DATA PROVIDED =
------------------------------------
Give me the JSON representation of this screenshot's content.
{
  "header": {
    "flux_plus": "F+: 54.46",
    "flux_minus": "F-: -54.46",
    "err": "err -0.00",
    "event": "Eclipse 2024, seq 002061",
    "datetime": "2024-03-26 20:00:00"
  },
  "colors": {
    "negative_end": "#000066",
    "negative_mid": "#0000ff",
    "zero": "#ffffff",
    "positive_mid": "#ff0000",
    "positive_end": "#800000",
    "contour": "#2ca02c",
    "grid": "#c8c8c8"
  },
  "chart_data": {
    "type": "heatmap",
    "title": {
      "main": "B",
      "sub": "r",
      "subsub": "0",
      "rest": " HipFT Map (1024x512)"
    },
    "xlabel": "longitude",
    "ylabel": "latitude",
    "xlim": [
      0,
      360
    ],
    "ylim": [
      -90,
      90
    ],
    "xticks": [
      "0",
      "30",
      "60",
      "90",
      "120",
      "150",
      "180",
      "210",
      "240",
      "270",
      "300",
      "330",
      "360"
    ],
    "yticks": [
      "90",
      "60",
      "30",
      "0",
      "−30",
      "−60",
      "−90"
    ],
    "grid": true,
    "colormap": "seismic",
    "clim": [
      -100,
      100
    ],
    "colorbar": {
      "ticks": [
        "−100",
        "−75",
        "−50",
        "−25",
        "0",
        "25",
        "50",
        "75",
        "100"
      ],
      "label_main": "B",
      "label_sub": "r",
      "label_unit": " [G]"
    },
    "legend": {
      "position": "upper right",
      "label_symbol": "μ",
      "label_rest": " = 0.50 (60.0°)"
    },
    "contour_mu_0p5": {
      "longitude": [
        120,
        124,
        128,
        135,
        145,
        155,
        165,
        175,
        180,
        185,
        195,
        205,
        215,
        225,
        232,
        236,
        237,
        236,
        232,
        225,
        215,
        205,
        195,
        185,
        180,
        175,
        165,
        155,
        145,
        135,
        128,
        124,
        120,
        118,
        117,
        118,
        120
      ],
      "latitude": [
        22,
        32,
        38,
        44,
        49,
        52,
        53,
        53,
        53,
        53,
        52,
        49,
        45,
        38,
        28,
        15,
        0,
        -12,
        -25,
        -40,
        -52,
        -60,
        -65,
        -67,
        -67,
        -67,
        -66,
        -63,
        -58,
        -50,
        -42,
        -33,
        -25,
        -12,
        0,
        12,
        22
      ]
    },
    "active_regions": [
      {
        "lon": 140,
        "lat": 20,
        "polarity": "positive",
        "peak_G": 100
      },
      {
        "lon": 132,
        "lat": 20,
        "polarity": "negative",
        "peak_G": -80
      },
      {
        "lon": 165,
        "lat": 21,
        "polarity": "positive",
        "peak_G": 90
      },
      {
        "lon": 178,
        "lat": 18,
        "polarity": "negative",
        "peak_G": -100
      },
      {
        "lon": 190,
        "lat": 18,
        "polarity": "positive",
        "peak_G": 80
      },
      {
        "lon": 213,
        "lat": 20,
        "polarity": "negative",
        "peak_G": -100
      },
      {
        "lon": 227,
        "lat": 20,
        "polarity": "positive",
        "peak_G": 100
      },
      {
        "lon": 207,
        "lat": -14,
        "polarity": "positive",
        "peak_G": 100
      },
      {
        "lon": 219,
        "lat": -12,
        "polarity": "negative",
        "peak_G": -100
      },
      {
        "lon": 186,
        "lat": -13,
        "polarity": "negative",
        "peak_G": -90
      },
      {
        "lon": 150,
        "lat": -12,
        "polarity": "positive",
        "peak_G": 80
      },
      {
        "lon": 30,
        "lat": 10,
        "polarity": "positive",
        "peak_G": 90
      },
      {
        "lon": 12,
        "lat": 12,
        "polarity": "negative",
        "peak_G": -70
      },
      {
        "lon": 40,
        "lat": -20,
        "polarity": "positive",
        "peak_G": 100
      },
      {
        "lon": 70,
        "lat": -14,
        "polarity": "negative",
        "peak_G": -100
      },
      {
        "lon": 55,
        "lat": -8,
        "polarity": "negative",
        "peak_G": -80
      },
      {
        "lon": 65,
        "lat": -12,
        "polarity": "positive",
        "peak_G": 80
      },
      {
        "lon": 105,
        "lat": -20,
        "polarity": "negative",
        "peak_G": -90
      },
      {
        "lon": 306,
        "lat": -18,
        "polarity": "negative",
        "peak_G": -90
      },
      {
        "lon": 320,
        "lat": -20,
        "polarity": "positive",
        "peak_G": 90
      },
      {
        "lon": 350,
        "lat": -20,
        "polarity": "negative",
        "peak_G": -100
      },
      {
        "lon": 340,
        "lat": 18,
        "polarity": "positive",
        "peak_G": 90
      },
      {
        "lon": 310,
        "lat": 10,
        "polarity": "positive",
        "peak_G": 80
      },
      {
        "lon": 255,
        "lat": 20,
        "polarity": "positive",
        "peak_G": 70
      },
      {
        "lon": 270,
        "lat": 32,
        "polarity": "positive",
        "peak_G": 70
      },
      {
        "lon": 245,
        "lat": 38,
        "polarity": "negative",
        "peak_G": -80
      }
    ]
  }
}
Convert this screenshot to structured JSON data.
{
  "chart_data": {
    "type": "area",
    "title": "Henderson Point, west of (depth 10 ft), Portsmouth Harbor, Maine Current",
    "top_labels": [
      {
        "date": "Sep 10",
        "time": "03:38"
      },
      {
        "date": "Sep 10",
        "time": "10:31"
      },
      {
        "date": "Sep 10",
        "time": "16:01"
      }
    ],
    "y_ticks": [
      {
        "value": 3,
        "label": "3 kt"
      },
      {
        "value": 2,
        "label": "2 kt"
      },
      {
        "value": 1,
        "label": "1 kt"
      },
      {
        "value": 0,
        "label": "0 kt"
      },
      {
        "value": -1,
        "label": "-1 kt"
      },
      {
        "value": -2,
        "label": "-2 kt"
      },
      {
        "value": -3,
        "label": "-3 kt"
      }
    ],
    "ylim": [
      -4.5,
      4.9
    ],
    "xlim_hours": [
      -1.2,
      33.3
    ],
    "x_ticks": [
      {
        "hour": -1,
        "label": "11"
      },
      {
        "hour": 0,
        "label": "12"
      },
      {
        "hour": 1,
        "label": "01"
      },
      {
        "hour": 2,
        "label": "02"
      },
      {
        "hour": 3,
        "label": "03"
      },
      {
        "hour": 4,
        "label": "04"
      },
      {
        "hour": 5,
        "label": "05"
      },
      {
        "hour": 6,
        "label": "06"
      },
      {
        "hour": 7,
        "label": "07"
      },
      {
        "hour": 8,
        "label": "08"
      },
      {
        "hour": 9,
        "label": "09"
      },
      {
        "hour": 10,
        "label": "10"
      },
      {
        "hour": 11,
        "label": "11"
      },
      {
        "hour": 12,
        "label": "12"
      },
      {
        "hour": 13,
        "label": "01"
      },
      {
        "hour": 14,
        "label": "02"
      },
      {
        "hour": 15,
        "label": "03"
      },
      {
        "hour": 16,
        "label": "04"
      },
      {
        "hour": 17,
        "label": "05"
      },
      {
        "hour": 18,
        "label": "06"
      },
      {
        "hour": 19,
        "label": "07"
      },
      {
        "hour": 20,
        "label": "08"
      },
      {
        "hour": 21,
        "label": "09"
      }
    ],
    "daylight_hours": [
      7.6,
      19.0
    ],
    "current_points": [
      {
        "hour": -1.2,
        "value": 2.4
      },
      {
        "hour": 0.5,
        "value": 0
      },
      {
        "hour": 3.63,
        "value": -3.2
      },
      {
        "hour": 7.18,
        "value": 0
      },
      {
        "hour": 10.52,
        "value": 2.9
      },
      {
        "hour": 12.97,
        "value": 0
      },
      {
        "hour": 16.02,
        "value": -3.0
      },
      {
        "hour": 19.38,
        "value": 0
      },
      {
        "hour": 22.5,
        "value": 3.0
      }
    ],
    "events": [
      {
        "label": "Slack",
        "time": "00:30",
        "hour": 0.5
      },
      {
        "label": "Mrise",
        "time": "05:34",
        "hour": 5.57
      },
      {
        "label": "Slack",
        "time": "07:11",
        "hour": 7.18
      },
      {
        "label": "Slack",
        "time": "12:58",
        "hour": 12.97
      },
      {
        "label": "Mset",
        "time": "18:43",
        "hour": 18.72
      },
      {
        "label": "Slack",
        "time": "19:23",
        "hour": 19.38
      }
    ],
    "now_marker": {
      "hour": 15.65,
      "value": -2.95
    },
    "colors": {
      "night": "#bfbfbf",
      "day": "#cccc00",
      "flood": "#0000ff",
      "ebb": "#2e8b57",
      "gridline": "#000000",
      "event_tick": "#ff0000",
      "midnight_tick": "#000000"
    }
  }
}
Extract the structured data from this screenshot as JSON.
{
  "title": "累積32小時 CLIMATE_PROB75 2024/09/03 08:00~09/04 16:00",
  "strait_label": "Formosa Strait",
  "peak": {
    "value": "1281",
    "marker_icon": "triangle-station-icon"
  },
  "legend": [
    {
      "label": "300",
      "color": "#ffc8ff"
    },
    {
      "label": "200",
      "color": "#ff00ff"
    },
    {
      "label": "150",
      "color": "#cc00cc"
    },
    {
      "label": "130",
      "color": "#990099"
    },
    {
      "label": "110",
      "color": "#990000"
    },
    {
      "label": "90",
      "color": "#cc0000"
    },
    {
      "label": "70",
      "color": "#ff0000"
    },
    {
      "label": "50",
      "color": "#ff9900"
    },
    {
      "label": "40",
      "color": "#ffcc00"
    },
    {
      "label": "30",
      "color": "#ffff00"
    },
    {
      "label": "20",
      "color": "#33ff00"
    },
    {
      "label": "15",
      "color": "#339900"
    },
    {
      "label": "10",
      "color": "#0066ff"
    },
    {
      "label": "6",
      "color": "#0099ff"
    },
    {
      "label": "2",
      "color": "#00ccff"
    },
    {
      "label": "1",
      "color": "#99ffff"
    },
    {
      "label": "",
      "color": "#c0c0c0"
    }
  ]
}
------------------------------------
GIVEN EXERCISE = Extract each line from the listing that holds the word "this".

RESULT =
Give me the JSON representation of this screenshot's content.
Convert this screenshot to structured JSON data.
Extract the structured data from this screenshot as JSON.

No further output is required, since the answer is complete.